GOAL: Read the material below and tally how many lines hold the word "Pessimista", giving the number and nothing else.

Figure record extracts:
▬▬▬▬▬▬▬▬▬▬

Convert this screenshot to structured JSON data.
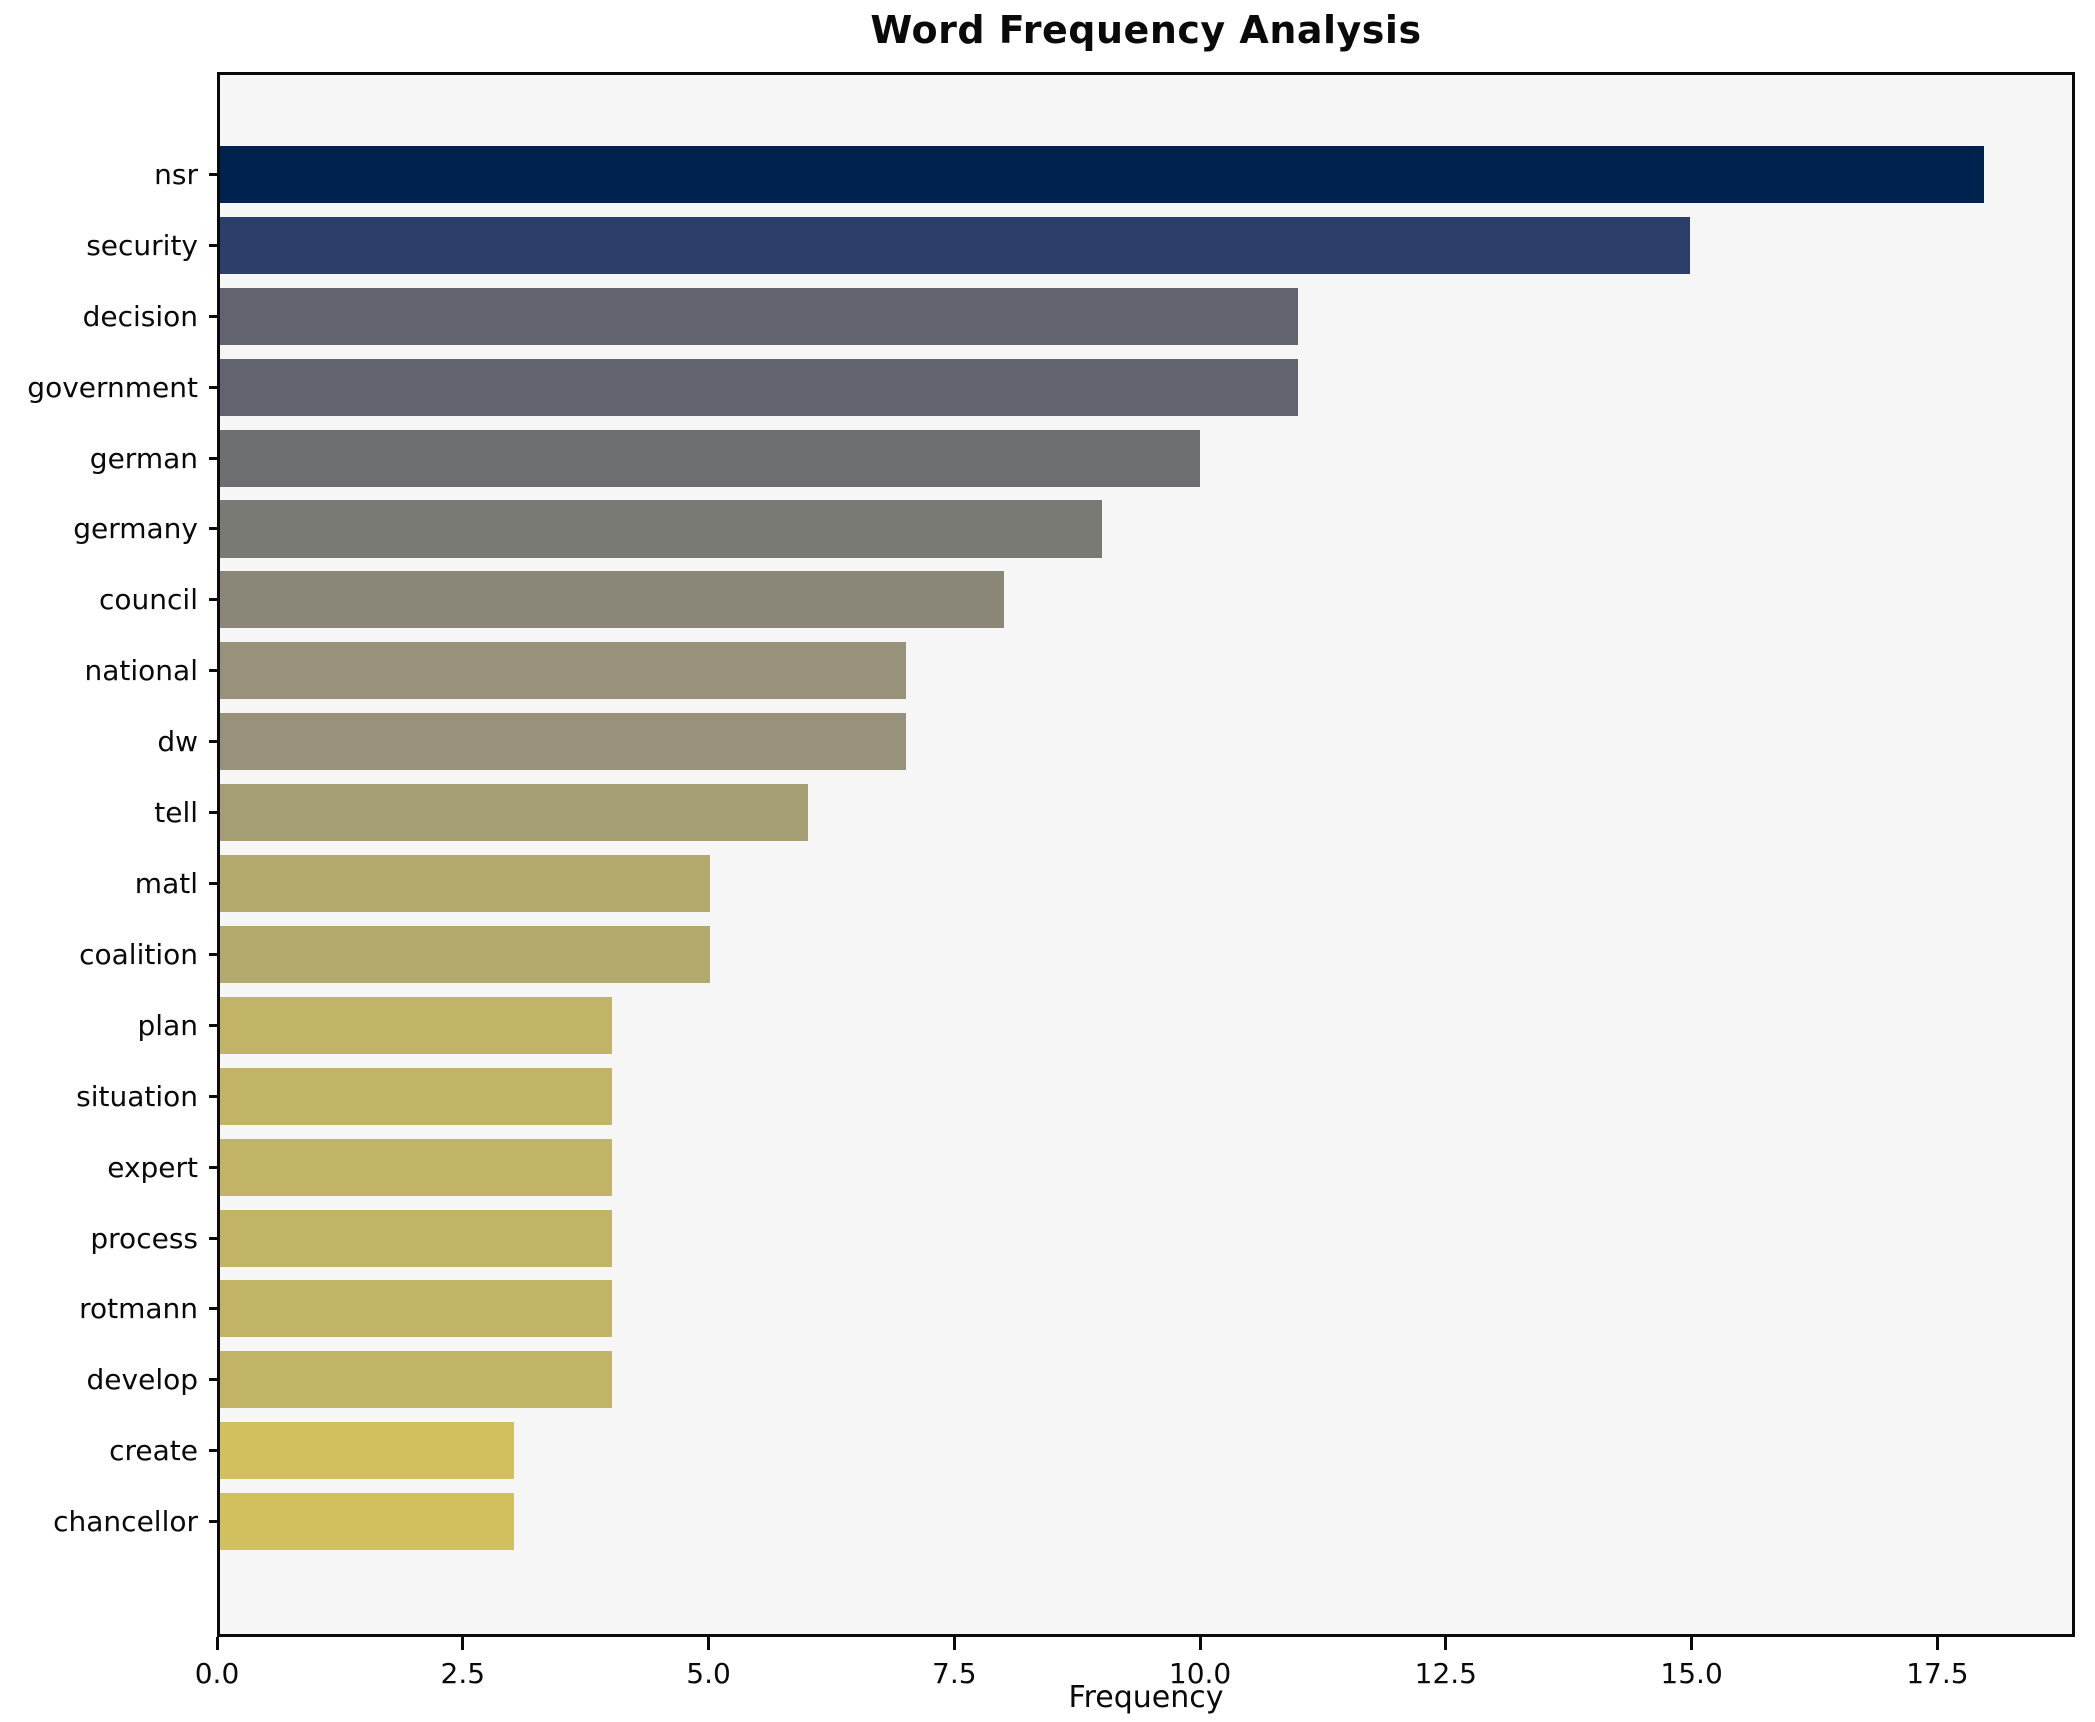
{
  "title": "Word Frequency Analysis",
  "axes": {
    "xlabel": "Frequency",
    "x_tick_labels": [
      "0.0",
      "2.5",
      "5.0",
      "7.5",
      "10.0",
      "12.5",
      "15.0",
      "17.5"
    ],
    "x_tick_values": [
      0,
      2.5,
      5,
      7.5,
      10,
      12.5,
      15,
      17.5
    ]
  },
  "colors": {
    "plot_background": "#f7f6f7",
    "figure_background": "#ffffff",
    "axis_and_text": "#0a0a0a",
    "colormap_note": "cividis-like gradient, darkest for highest frequency"
  },
  "chart_data": {
    "type": "bar",
    "orientation": "horizontal",
    "title": "Word Frequency Analysis",
    "xlabel": "Frequency",
    "ylabel": "",
    "xlim": [
      0,
      18.9
    ],
    "grid": false,
    "legend": false,
    "categories": [
      "nsr",
      "security",
      "decision",
      "government",
      "german",
      "germany",
      "council",
      "national",
      "dw",
      "tell",
      "matl",
      "coalition",
      "plan",
      "situation",
      "expert",
      "process",
      "rotmann",
      "develop",
      "create",
      "chancellor"
    ],
    "values": [
      18,
      15,
      11,
      11,
      10,
      9,
      8,
      7,
      7,
      6,
      5,
      5,
      4,
      4,
      4,
      4,
      4,
      4,
      3,
      3
    ],
    "bar_colors": [
      "#00224e",
      "#2c3e6a",
      "#61646e",
      "#61646e",
      "#6d6e71",
      "#7a7a75",
      "#8a8779",
      "#98927b",
      "#98927b",
      "#a59d74",
      "#b2a96c",
      "#b2a96c",
      "#c1b467",
      "#c1b467",
      "#c1b467",
      "#c1b467",
      "#c1b467",
      "#c1b467",
      "#d2c05f",
      "#d2c05f"
    ]
  }
}
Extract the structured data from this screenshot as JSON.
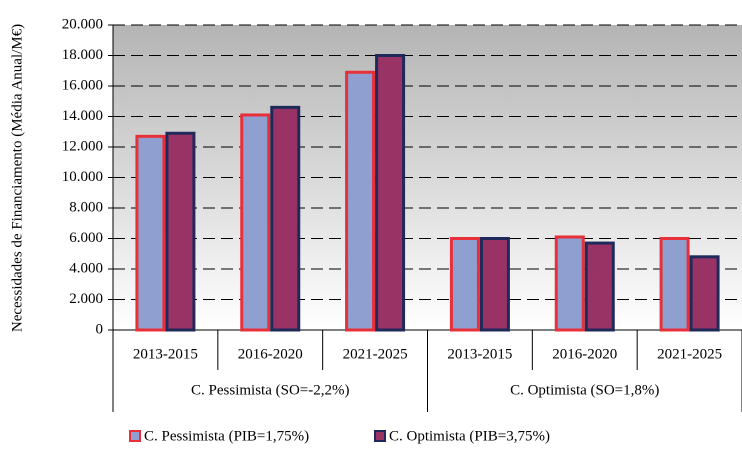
{
  "chart_data": {
    "type": "bar",
    "y_label": "Necessidades de Financiamento (Média Anual/M€)",
    "category_groups": [
      {
        "name": "C. Pessimista (SO=-2,2%)",
        "categories": [
          "2013-2015",
          "2016-2020",
          "2021-2025"
        ]
      },
      {
        "name": "C. Optimista (SO=1,8%)",
        "categories": [
          "2013-2015",
          "2016-2020",
          "2021-2025"
        ]
      }
    ],
    "series": [
      {
        "name": "C. Pessimista (PIB=1,75%)",
        "color": "#8f9fd0",
        "edge_color": "#e8303a",
        "values": [
          12700,
          14100,
          16900,
          6000,
          6100,
          6000
        ]
      },
      {
        "name": "C. Optimista (PIB=3,75%)",
        "color": "#993366",
        "edge_color": "#1f2a5a",
        "values": [
          12900,
          14600,
          18000,
          6000,
          5700,
          4800
        ]
      }
    ],
    "ylim": [
      0,
      20000
    ],
    "yticks": [
      0,
      {
        "value": 2000,
        "label": "2.000"
      },
      {
        "value": 4000,
        "label": "4.000"
      },
      {
        "value": 6000,
        "label": "6.000"
      },
      {
        "value": 8000,
        "label": "8.000"
      },
      {
        "value": 10000,
        "label": "10.000"
      },
      {
        "value": 12000,
        "label": "12.000"
      },
      {
        "value": 14000,
        "label": "14.000"
      },
      {
        "value": 16000,
        "label": "16.000"
      },
      {
        "value": 18000,
        "label": "18.000"
      },
      {
        "value": 20000,
        "label": "20.000"
      }
    ],
    "grid": true
  }
}
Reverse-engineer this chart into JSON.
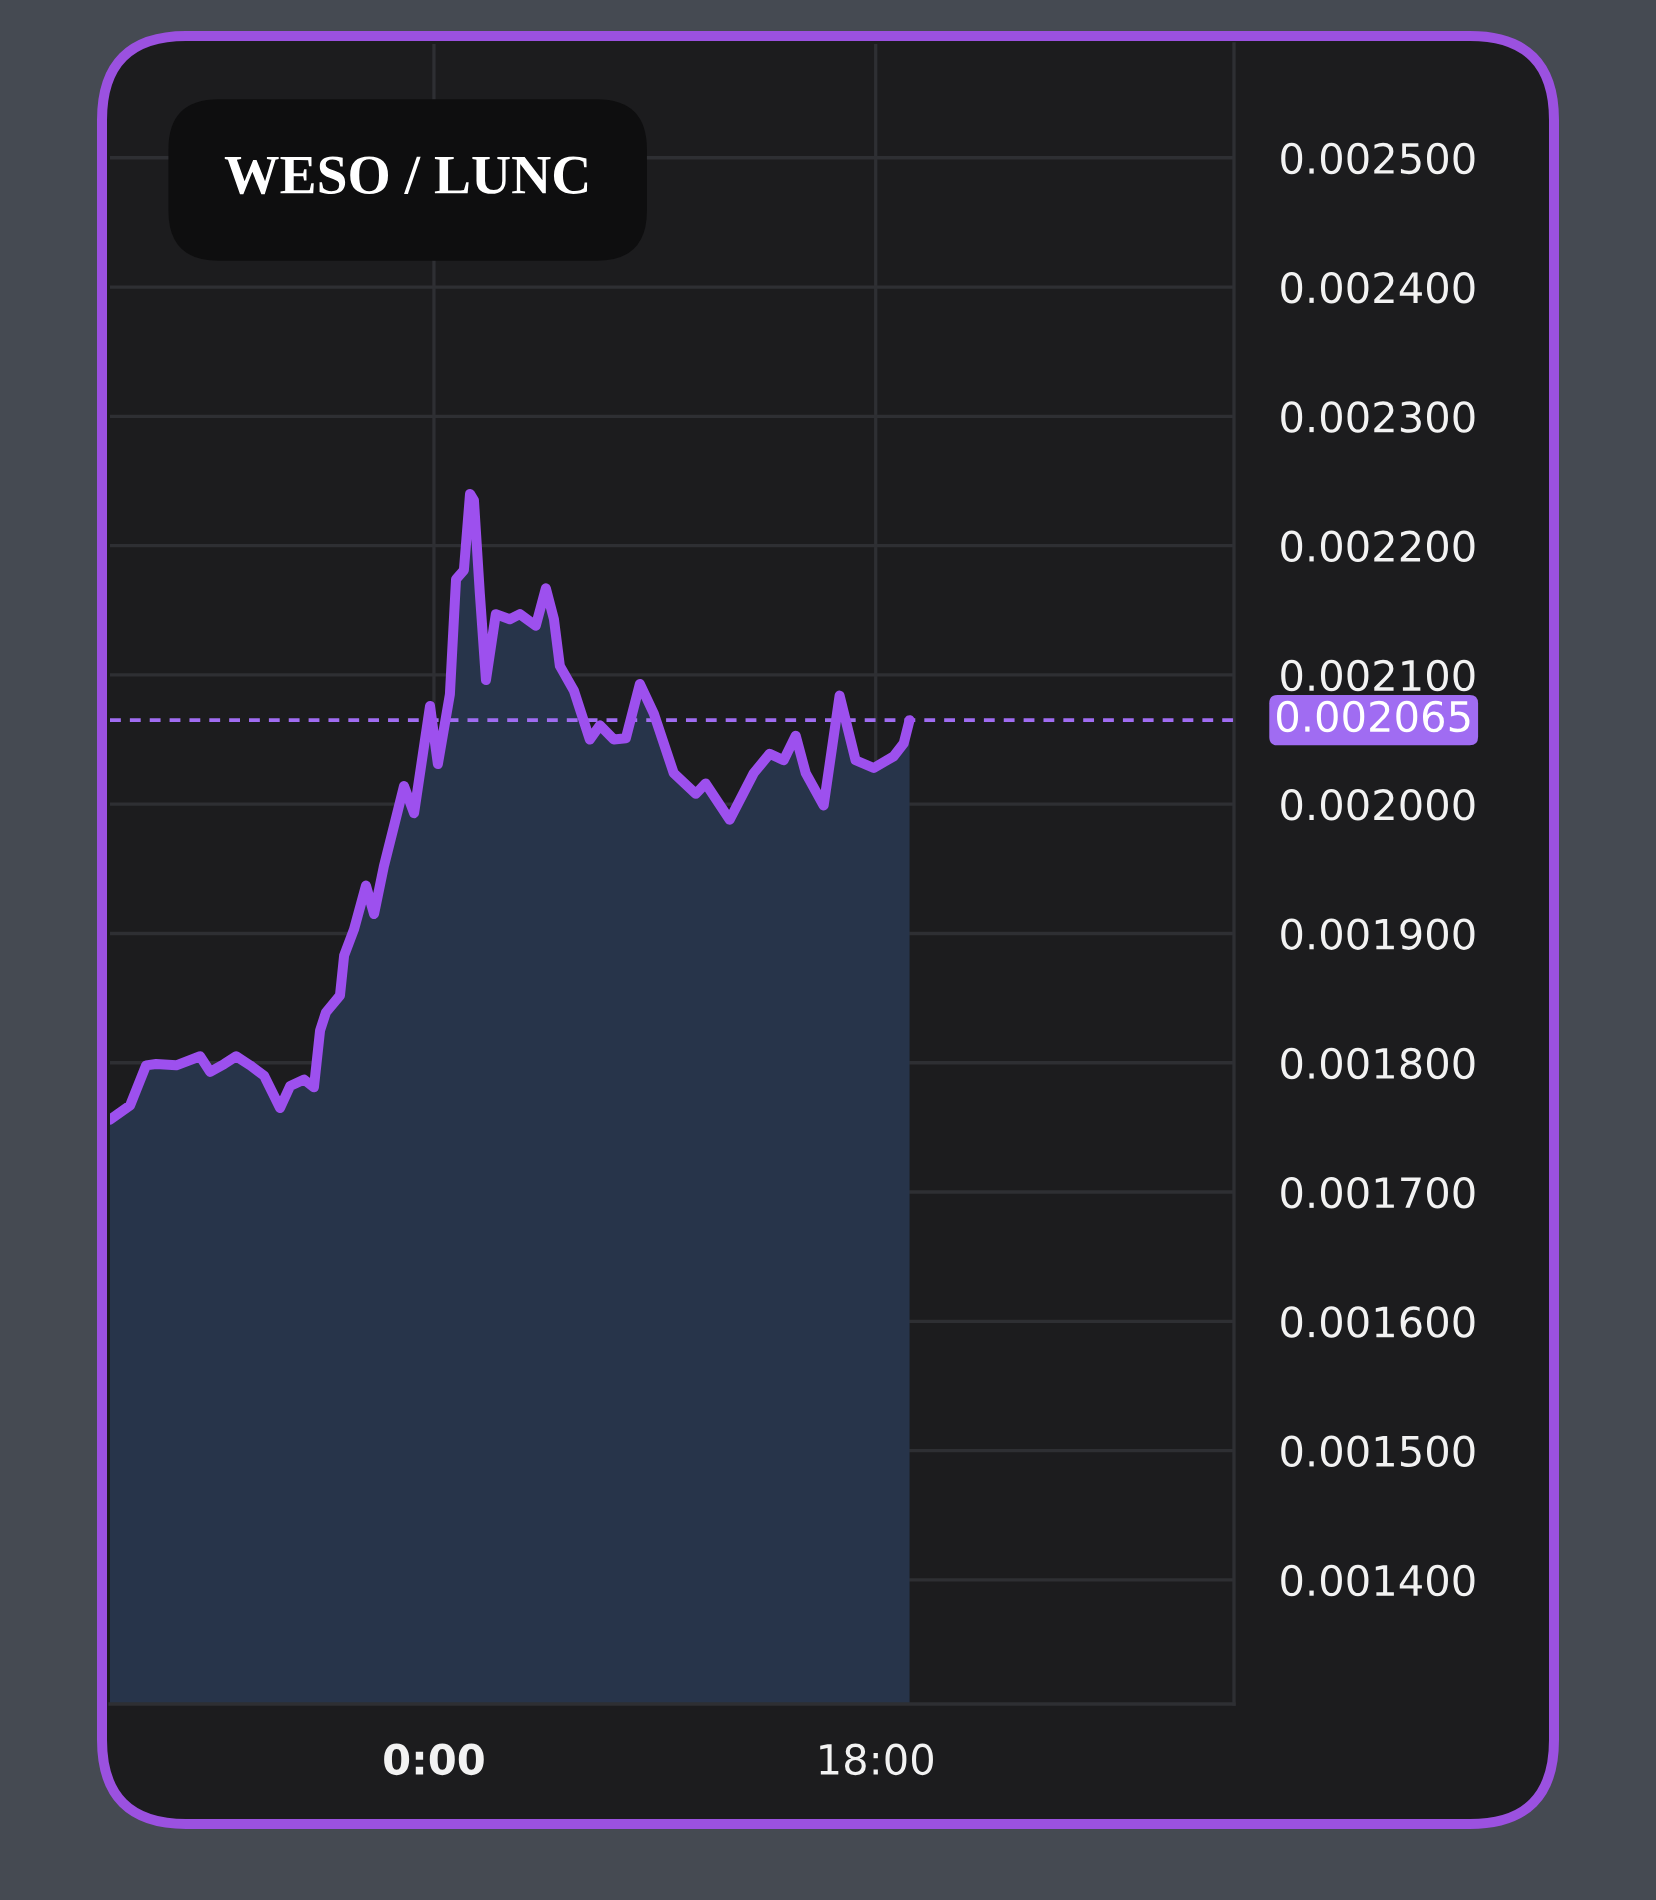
{
  "chart_data": {
    "type": "area",
    "title": "WESO / LUNC",
    "x": [
      -13.2,
      -12.38,
      -11.73,
      -11.32,
      -10.5,
      -9.53,
      -9.12,
      -8.55,
      -8.06,
      -7.49,
      -6.92,
      -6.27,
      -5.86,
      -5.29,
      -4.89,
      -4.64,
      -4.4,
      -3.83,
      -3.66,
      -3.26,
      -2.77,
      -2.44,
      -2.04,
      -1.63,
      -1.22,
      -0.81,
      -0.16,
      0.16,
      0.65,
      0.9,
      1.22,
      1.47,
      1.63,
      1.87,
      2.12,
      2.52,
      3.09,
      3.5,
      4.15,
      4.56,
      4.89,
      5.13,
      5.7,
      6.35,
      6.76,
      7.33,
      7.82,
      8.39,
      8.96,
      9.77,
      10.67,
      11.07,
      12.05,
      13.03,
      13.68,
      14.25,
      14.74,
      15.15,
      15.88,
      16.53,
      17.18,
      17.92,
      18.73,
      19.14,
      19.38
    ],
    "values": [
      0.001756,
      0.001767,
      0.001798,
      0.001799,
      0.001798,
      0.001805,
      0.001793,
      0.001799,
      0.001805,
      0.001798,
      0.00179,
      0.001765,
      0.001782,
      0.001787,
      0.001781,
      0.001825,
      0.001839,
      0.001852,
      0.001883,
      0.001903,
      0.001937,
      0.001915,
      0.001952,
      0.001983,
      0.002014,
      0.001993,
      0.002076,
      0.002031,
      0.002085,
      0.002174,
      0.002181,
      0.00224,
      0.002235,
      0.002163,
      0.002096,
      0.002147,
      0.002143,
      0.002147,
      0.002138,
      0.002167,
      0.002143,
      0.002107,
      0.002088,
      0.00205,
      0.002061,
      0.00205,
      0.002051,
      0.002093,
      0.00207,
      0.002024,
      0.002008,
      0.002016,
      0.001988,
      0.002024,
      0.002039,
      0.002034,
      0.002053,
      0.002024,
      0.001999,
      0.002084,
      0.002034,
      0.002028,
      0.002037,
      0.002047,
      0.002065
    ],
    "color": "#9d50ee",
    "xlim": [
      -13.2,
      32.6
    ],
    "xticks": [
      {
        "value": 0,
        "label": "0:00"
      },
      {
        "value": 18,
        "label": "18:00"
      }
    ],
    "ylim": [
      0.001304,
      0.002588
    ],
    "yticks": [
      {
        "value": 0.0014,
        "label": "0.001400"
      },
      {
        "value": 0.0015,
        "label": "0.001500"
      },
      {
        "value": 0.0016,
        "label": "0.001600"
      },
      {
        "value": 0.0017,
        "label": "0.001700"
      },
      {
        "value": 0.0018,
        "label": "0.001800"
      },
      {
        "value": 0.0019,
        "label": "0.001900"
      },
      {
        "value": 0.002,
        "label": "0.002000"
      },
      {
        "value": 0.0021,
        "label": "0.002100"
      },
      {
        "value": 0.0022,
        "label": "0.002200"
      },
      {
        "value": 0.0023,
        "label": "0.002300"
      },
      {
        "value": 0.0024,
        "label": "0.002400"
      },
      {
        "value": 0.0025,
        "label": "0.002500"
      }
    ],
    "ref_lines": [
      {
        "axis": "y",
        "value": 0.002065,
        "label": "0.002065",
        "color": "#a06cf2",
        "line_style": "dashed"
      }
    ],
    "grid": true
  }
}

▬▬▬▬▬▬▬▬▬▬

OUTPUT: 2